Restate all of the data exactly.

Entries with figure data
#####

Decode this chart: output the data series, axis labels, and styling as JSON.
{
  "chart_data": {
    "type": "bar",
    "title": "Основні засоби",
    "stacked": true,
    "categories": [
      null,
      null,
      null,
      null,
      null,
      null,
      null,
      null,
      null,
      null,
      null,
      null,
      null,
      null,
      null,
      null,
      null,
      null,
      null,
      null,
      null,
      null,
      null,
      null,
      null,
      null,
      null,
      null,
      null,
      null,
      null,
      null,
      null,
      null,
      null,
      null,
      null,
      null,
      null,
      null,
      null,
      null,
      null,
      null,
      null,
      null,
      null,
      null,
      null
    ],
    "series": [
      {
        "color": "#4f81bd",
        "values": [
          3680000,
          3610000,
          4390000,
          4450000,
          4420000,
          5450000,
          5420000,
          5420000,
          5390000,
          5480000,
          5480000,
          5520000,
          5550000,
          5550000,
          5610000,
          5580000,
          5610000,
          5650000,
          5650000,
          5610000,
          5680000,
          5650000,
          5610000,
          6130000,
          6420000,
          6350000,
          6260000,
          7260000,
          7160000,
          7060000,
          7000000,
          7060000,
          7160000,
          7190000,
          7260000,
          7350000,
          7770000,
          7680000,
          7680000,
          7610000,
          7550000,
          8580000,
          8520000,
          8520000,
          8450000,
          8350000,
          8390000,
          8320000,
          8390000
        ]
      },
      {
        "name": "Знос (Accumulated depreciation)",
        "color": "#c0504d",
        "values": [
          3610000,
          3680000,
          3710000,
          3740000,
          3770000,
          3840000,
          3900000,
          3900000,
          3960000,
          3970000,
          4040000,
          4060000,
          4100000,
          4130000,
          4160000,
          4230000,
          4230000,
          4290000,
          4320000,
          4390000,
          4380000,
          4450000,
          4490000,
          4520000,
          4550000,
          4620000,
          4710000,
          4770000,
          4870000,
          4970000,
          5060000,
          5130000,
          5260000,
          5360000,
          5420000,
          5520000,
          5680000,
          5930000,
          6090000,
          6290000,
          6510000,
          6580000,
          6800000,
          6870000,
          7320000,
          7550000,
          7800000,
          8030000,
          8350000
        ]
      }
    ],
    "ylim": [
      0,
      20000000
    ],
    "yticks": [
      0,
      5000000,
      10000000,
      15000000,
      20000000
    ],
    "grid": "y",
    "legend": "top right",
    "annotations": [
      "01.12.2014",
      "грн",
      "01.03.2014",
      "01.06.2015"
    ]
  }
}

#####

Answer for the task =
Decode this chart: output the data series, axis labels, and styling as JSON.
{
  "chart_data": {
    "type": "bar",
    "title": "Основні засоби",
    "stacked": true,
    "categories": [
      null,
      null,
      null,
      null,
      null,
      null,
      null,
      null,
      null,
      null,
      null,
      null,
      null,
      null,
      null,
      null,
      null,
      null,
      null,
      null,
      null,
      null,
      null,
      null,
      null,
      null,
      null,
      null,
      null,
      null,
      null,
      null,
      null,
      null,
      null,
      null,
      null,
      null,
      null,
      null,
      null,
      null,
      null,
      null,
      null,
      null,
      null,
      null,
      null
    ],
    "series": [
      {
        "color": "#4f81bd",
        "values": [
          3680000,
          3610000,
          4390000,
          4450000,
          4420000,
          5450000,
          5420000,
          5420000,
          5390000,
          5480000,
          5480000,
          5520000,
          5550000,
          5550000,
          5610000,
          5580000,
          5610000,
          5650000,
          5650000,
          5610000,
          5680000,
          5650000,
          5610000,
          6130000,
          6420000,
          6350000,
          6260000,
          7260000,
          7160000,
          7060000,
          7000000,
          7060000,
          7160000,
          7190000,
          7260000,
          7350000,
          7770000,
          7680000,
          7680000,
          7610000,
          7550000,
          8580000,
          8520000,
          8520000,
          8450000,
          8350000,
          8390000,
          8320000,
          8390000
        ]
      },
      {
        "name": "Знос (Accumulated depreciation)",
        "color": "#c0504d",
        "values": [
          3610000,
          3680000,
          3710000,
          3740000,
          3770000,
          3840000,
          3900000,
          3900000,
          3960000,
          3970000,
          4040000,
          4060000,
          4100000,
          4130000,
          4160000,
          4230000,
          4230000,
          4290000,
          4320000,
          4390000,
          4380000,
          4450000,
          4490000,
          4520000,
          4550000,
          4620000,
          4710000,
          4770000,
          4870000,
          4970000,
          5060000,
          5130000,
          5260000,
          5360000,
          5420000,
          5520000,
          5680000,
          5930000,
          6090000,
          6290000,
          6510000,
          6580000,
          6800000,
          6870000,
          7320000,
          7550000,
          7800000,
          8030000,
          8350000
        ]
      }
    ],
    "ylim": [
      0,
      20000000
    ],
    "yticks": [
      0,
      5000000,
      10000000,
      15000000,
      20000000
    ],
    "grid": "y",
    "legend": "top right",
    "annotations": [
      "01.12.2014",
      "грн",
      "01.03.2014",
      "01.06.2015"
    ]
  }
}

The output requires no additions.